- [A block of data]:

>> BEGIN

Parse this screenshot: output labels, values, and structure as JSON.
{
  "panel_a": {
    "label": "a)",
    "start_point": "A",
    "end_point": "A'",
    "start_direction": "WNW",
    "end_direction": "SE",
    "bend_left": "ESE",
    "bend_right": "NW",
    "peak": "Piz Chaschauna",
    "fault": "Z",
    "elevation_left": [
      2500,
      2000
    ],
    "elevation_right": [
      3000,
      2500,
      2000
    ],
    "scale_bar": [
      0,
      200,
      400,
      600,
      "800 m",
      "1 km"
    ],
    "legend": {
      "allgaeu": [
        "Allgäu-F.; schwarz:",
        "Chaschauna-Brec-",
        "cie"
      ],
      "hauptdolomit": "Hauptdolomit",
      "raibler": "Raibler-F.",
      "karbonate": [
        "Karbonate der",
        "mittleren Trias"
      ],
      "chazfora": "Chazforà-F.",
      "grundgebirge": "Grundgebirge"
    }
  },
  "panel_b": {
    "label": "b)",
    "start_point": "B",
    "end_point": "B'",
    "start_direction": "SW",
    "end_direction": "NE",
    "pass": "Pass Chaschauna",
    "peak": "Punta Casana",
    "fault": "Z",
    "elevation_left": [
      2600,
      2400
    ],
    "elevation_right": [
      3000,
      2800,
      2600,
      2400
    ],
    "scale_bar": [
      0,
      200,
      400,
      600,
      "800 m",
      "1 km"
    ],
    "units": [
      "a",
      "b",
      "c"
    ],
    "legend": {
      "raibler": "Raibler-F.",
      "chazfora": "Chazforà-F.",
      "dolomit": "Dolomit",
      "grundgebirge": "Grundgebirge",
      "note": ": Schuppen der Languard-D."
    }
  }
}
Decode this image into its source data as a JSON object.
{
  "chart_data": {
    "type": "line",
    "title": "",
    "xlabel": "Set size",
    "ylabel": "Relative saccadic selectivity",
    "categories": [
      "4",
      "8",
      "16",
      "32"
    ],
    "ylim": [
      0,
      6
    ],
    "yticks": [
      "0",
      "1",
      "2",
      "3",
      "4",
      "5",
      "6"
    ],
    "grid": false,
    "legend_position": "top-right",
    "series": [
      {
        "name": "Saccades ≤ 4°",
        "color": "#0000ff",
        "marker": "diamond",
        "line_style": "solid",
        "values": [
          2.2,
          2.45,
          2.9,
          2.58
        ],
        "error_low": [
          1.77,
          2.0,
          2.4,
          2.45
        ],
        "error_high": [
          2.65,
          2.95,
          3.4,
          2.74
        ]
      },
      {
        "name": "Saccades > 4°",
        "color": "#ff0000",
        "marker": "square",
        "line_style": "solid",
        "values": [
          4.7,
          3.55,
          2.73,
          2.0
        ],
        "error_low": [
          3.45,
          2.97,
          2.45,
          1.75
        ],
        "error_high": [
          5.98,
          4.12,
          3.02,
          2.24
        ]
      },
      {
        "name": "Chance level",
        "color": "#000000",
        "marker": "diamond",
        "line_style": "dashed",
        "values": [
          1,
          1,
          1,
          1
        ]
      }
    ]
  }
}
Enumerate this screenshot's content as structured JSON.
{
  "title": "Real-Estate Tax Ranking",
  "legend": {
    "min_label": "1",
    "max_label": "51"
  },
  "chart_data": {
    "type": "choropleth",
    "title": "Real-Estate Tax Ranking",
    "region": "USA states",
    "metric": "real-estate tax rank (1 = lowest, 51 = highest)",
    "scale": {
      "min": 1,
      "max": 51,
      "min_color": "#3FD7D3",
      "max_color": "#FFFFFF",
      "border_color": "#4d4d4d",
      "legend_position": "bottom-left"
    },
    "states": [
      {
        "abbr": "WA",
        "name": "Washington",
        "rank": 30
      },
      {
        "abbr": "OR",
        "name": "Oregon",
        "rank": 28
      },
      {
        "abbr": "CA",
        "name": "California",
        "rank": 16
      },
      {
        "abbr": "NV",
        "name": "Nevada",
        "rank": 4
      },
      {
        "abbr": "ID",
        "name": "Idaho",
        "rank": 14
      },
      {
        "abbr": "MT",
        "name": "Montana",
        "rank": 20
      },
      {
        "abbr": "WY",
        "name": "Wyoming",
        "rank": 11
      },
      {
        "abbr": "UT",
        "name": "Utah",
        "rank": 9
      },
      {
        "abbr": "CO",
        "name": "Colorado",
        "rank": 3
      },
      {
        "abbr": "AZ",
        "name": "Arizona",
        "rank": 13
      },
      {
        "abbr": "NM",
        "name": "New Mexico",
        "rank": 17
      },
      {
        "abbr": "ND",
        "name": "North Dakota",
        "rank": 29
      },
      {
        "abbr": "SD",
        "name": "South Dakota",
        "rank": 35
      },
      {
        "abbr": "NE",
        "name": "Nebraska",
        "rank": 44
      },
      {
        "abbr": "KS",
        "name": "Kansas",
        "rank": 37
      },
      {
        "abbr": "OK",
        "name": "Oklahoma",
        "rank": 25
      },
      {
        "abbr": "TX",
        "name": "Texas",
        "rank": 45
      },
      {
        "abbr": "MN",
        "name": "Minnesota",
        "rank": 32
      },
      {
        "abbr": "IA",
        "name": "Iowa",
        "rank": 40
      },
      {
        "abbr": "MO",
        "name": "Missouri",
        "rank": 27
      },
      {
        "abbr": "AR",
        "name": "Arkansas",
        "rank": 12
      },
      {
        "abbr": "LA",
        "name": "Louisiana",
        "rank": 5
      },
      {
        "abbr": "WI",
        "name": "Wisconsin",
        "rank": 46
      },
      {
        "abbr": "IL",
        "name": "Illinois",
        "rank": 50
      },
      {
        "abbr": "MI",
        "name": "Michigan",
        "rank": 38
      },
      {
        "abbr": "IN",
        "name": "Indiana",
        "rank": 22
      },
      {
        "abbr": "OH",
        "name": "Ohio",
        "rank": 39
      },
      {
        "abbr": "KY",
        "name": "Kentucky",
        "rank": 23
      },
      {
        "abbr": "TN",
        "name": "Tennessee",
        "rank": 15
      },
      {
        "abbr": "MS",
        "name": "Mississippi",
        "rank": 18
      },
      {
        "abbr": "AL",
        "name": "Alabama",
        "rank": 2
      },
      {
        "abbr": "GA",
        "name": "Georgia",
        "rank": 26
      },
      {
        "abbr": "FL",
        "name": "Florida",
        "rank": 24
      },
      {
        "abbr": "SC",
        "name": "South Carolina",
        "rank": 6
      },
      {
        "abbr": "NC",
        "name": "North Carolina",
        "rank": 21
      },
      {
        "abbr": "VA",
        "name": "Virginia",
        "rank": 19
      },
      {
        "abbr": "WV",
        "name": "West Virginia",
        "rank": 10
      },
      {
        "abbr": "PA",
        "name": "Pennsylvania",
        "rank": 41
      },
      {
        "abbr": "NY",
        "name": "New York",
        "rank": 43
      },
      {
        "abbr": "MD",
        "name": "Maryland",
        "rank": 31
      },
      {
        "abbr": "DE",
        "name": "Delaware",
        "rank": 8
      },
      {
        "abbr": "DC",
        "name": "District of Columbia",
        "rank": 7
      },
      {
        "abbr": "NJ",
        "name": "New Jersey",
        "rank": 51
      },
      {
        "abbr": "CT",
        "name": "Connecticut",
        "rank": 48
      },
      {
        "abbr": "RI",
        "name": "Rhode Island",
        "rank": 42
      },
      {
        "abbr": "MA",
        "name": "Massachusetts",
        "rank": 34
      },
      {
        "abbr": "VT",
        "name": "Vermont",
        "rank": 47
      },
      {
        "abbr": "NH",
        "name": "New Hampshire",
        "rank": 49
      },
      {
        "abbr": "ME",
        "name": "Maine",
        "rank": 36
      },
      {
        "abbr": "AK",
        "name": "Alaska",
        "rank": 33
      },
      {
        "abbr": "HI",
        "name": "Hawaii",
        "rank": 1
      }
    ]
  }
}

>> END

- [WORK TO DO]:
Produce an exact copy of the whole listing.

- [FINAL ANSWER]:
Parse this screenshot: output labels, values, and structure as JSON.
{
  "panel_a": {
    "label": "a)",
    "start_point": "A",
    "end_point": "A'",
    "start_direction": "WNW",
    "end_direction": "SE",
    "bend_left": "ESE",
    "bend_right": "NW",
    "peak": "Piz Chaschauna",
    "fault": "Z",
    "elevation_left": [
      2500,
      2000
    ],
    "elevation_right": [
      3000,
      2500,
      2000
    ],
    "scale_bar": [
      0,
      200,
      400,
      600,
      "800 m",
      "1 km"
    ],
    "legend": {
      "allgaeu": [
        "Allgäu-F.; schwarz:",
        "Chaschauna-Brec-",
        "cie"
      ],
      "hauptdolomit": "Hauptdolomit",
      "raibler": "Raibler-F.",
      "karbonate": [
        "Karbonate der",
        "mittleren Trias"
      ],
      "chazfora": "Chazforà-F.",
      "grundgebirge": "Grundgebirge"
    }
  },
  "panel_b": {
    "label": "b)",
    "start_point": "B",
    "end_point": "B'",
    "start_direction": "SW",
    "end_direction": "NE",
    "pass": "Pass Chaschauna",
    "peak": "Punta Casana",
    "fault": "Z",
    "elevation_left": [
      2600,
      2400
    ],
    "elevation_right": [
      3000,
      2800,
      2600,
      2400
    ],
    "scale_bar": [
      0,
      200,
      400,
      600,
      "800 m",
      "1 km"
    ],
    "units": [
      "a",
      "b",
      "c"
    ],
    "legend": {
      "raibler": "Raibler-F.",
      "chazfora": "Chazforà-F.",
      "dolomit": "Dolomit",
      "grundgebirge": "Grundgebirge",
      "note": ": Schuppen der Languard-D."
    }
  }
}
Decode this image into its source data as a JSON object.
{
  "chart_data": {
    "type": "line",
    "title": "",
    "xlabel": "Set size",
    "ylabel": "Relative saccadic selectivity",
    "categories": [
      "4",
      "8",
      "16",
      "32"
    ],
    "ylim": [
      0,
      6
    ],
    "yticks": [
      "0",
      "1",
      "2",
      "3",
      "4",
      "5",
      "6"
    ],
    "grid": false,
    "legend_position": "top-right",
    "series": [
      {
        "name": "Saccades ≤ 4°",
        "color": "#0000ff",
        "marker": "diamond",
        "line_style": "solid",
        "values": [
          2.2,
          2.45,
          2.9,
          2.58
        ],
        "error_low": [
          1.77,
          2.0,
          2.4,
          2.45
        ],
        "error_high": [
          2.65,
          2.95,
          3.4,
          2.74
        ]
      },
      {
        "name": "Saccades > 4°",
        "color": "#ff0000",
        "marker": "square",
        "line_style": "solid",
        "values": [
          4.7,
          3.55,
          2.73,
          2.0
        ],
        "error_low": [
          3.45,
          2.97,
          2.45,
          1.75
        ],
        "error_high": [
          5.98,
          4.12,
          3.02,
          2.24
        ]
      },
      {
        "name": "Chance level",
        "color": "#000000",
        "marker": "diamond",
        "line_style": "dashed",
        "values": [
          1,
          1,
          1,
          1
        ]
      }
    ]
  }
}
Enumerate this screenshot's content as structured JSON.
{
  "title": "Real-Estate Tax Ranking",
  "legend": {
    "min_label": "1",
    "max_label": "51"
  },
  "chart_data": {
    "type": "choropleth",
    "title": "Real-Estate Tax Ranking",
    "region": "USA states",
    "metric": "real-estate tax rank (1 = lowest, 51 = highest)",
    "scale": {
      "min": 1,
      "max": 51,
      "min_color": "#3FD7D3",
      "max_color": "#FFFFFF",
      "border_color": "#4d4d4d",
      "legend_position": "bottom-left"
    },
    "states": [
      {
        "abbr": "WA",
        "name": "Washington",
        "rank": 30
      },
      {
        "abbr": "OR",
        "name": "Oregon",
        "rank": 28
      },
      {
        "abbr": "CA",
        "name": "California",
        "rank": 16
      },
      {
        "abbr": "NV",
        "name": "Nevada",
        "rank": 4
      },
      {
        "abbr": "ID",
        "name": "Idaho",
        "rank": 14
      },
      {
        "abbr": "MT",
        "name": "Montana",
        "rank": 20
      },
      {
        "abbr": "WY",
        "name": "Wyoming",
        "rank": 11
      },
      {
        "abbr": "UT",
        "name": "Utah",
        "rank": 9
      },
      {
        "abbr": "CO",
        "name": "Colorado",
        "rank": 3
      },
      {
        "abbr": "AZ",
        "name": "Arizona",
        "rank": 13
      },
      {
        "abbr": "NM",
        "name": "New Mexico",
        "rank": 17
      },
      {
        "abbr": "ND",
        "name": "North Dakota",
        "rank": 29
      },
      {
        "abbr": "SD",
        "name": "South Dakota",
        "rank": 35
      },
      {
        "abbr": "NE",
        "name": "Nebraska",
        "rank": 44
      },
      {
        "abbr": "KS",
        "name": "Kansas",
        "rank": 37
      },
      {
        "abbr": "OK",
        "name": "Oklahoma",
        "rank": 25
      },
      {
        "abbr": "TX",
        "name": "Texas",
        "rank": 45
      },
      {
        "abbr": "MN",
        "name": "Minnesota",
        "rank": 32
      },
      {
        "abbr": "IA",
        "name": "Iowa",
        "rank": 40
      },
      {
        "abbr": "MO",
        "name": "Missouri",
        "rank": 27
      },
      {
        "abbr": "AR",
        "name": "Arkansas",
        "rank": 12
      },
      {
        "abbr": "LA",
        "name": "Louisiana",
        "rank": 5
      },
      {
        "abbr": "WI",
        "name": "Wisconsin",
        "rank": 46
      },
      {
        "abbr": "IL",
        "name": "Illinois",
        "rank": 50
      },
      {
        "abbr": "MI",
        "name": "Michigan",
        "rank": 38
      },
      {
        "abbr": "IN",
        "name": "Indiana",
        "rank": 22
      },
      {
        "abbr": "OH",
        "name": "Ohio",
        "rank": 39
      },
      {
        "abbr": "KY",
        "name": "Kentucky",
        "rank": 23
      },
      {
        "abbr": "TN",
        "name": "Tennessee",
        "rank": 15
      },
      {
        "abbr": "MS",
        "name": "Mississippi",
        "rank": 18
      },
      {
        "abbr": "AL",
        "name": "Alabama",
        "rank": 2
      },
      {
        "abbr": "GA",
        "name": "Georgia",
        "rank": 26
      },
      {
        "abbr": "FL",
        "name": "Florida",
        "rank": 24
      },
      {
        "abbr": "SC",
        "name": "South Carolina",
        "rank": 6
      },
      {
        "abbr": "NC",
        "name": "North Carolina",
        "rank": 21
      },
      {
        "abbr": "VA",
        "name": "Virginia",
        "rank": 19
      },
      {
        "abbr": "WV",
        "name": "West Virginia",
        "rank": 10
      },
      {
        "abbr": "PA",
        "name": "Pennsylvania",
        "rank": 41
      },
      {
        "abbr": "NY",
        "name": "New York",
        "rank": 43
      },
      {
        "abbr": "MD",
        "name": "Maryland",
        "rank": 31
      },
      {
        "abbr": "DE",
        "name": "Delaware",
        "rank": 8
      },
      {
        "abbr": "DC",
        "name": "District of Columbia",
        "rank": 7
      },
      {
        "abbr": "NJ",
        "name": "New Jersey",
        "rank": 51
      },
      {
        "abbr": "CT",
        "name": "Connecticut",
        "rank": 48
      },
      {
        "abbr": "RI",
        "name": "Rhode Island",
        "rank": 42
      },
      {
        "abbr": "MA",
        "name": "Massachusetts",
        "rank": 34
      },
      {
        "abbr": "VT",
        "name": "Vermont",
        "rank": 47
      },
      {
        "abbr": "NH",
        "name": "New Hampshire",
        "rank": 49
      },
      {
        "abbr": "ME",
        "name": "Maine",
        "rank": 36
      },
      {
        "abbr": "AK",
        "name": "Alaska",
        "rank": 33
      },
      {
        "abbr": "HI",
        "name": "Hawaii",
        "rank": 1
      }
    ]
  }
}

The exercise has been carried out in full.